◆ REQUIREMENT ◆
Reproduce the full listing that appears beneath this instruction exactly.

** START OF EXTRACTED RECORDS **

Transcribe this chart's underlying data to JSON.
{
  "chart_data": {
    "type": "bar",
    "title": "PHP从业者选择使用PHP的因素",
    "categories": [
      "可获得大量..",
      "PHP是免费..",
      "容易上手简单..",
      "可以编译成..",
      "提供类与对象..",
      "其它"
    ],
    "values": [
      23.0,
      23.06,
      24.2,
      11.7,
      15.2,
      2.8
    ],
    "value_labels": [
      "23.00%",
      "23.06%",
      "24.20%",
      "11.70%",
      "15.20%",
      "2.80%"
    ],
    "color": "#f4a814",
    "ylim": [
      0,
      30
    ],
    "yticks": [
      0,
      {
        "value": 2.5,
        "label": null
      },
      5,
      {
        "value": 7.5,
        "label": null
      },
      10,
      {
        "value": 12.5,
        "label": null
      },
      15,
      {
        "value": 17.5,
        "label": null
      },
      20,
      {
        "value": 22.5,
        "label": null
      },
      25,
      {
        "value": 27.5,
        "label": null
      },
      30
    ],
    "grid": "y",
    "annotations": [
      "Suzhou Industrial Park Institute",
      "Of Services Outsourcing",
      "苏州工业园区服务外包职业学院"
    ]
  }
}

** END OF EXTRACTED RECORDS **

◆ RESULT FOR THIS EXERCISE ◆
Transcribe this chart's underlying data to JSON.
{
  "chart_data": {
    "type": "bar",
    "title": "PHP从业者选择使用PHP的因素",
    "categories": [
      "可获得大量..",
      "PHP是免费..",
      "容易上手简单..",
      "可以编译成..",
      "提供类与对象..",
      "其它"
    ],
    "values": [
      23.0,
      23.06,
      24.2,
      11.7,
      15.2,
      2.8
    ],
    "value_labels": [
      "23.00%",
      "23.06%",
      "24.20%",
      "11.70%",
      "15.20%",
      "2.80%"
    ],
    "color": "#f4a814",
    "ylim": [
      0,
      30
    ],
    "yticks": [
      0,
      {
        "value": 2.5,
        "label": null
      },
      5,
      {
        "value": 7.5,
        "label": null
      },
      10,
      {
        "value": 12.5,
        "label": null
      },
      15,
      {
        "value": 17.5,
        "label": null
      },
      20,
      {
        "value": 22.5,
        "label": null
      },
      25,
      {
        "value": 27.5,
        "label": null
      },
      30
    ],
    "grid": "y",
    "annotations": [
      "Suzhou Industrial Park Institute",
      "Of Services Outsourcing",
      "苏州工业园区服务外包职业学院"
    ]
  }
}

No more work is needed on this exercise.